◆ **Provided passage**
=-=-=-=-=

ProG-V2: A Reproducible Toolkit for Graph Prompt Learning
May 31, 2026 · View on GitHub
ProG-V2 is an engineering-focused extension of the original ProG benchmark for graph prompt learning. It keeps the standard pre-train → prompt-tune → evaluate workflow, while adding a modular prompt-strategy architecture, broader prompt coverage, centralized path/device/logging utilities, benchmark scripts, tests, and public merged result reports.
What's New in ProG-V2
- 17 prompt strategies registered through a
PromptStrategyregistry. - 6 GNN backbones registered through
prompt_graph.model.build_gnn. - Reproducible few-shot benchmark utilities for node- and graph-level tasks.
- Centralized filesystem paths, device resolution, logging, and CLI/YAML config.

=-=-=-=-=

◆ **Exercise requirements**
**a)** From the ProG-V2 toolkit page, reproduce the passage word for word, starting at "What's New in" and ending at "and graph-level tasks.".
**b)** According to the ProG-V2 toolkit page, which standard workflow does ProG-V2 keep?

◆ **Provided data**
=-=-=-=-=

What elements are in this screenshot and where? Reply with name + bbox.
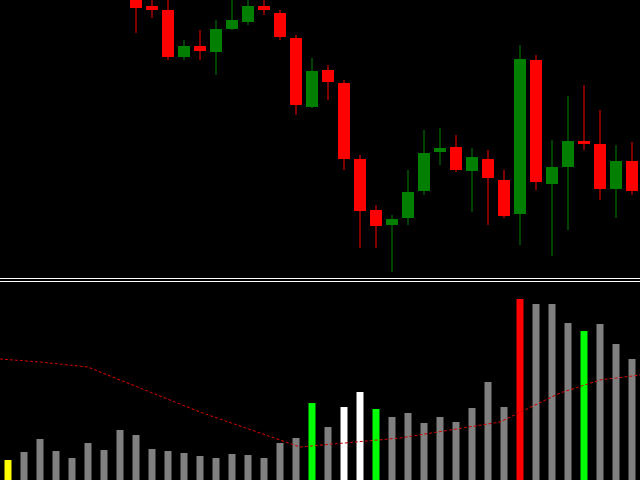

=-=-=-=-=

◆ **Per-task outputs**
**a)**
What's New in ProG-V2
- 17 prompt strategies registered through a
PromptStrategyregistry. - 6 GNN backbones registered through
prompt_graph.model.build_gnn. - Reproducible few-shot benchmark utilities for node- and graph-level tasks.

**b)** It keeps the standard pre-train → prompt-tune → evaluate workflow.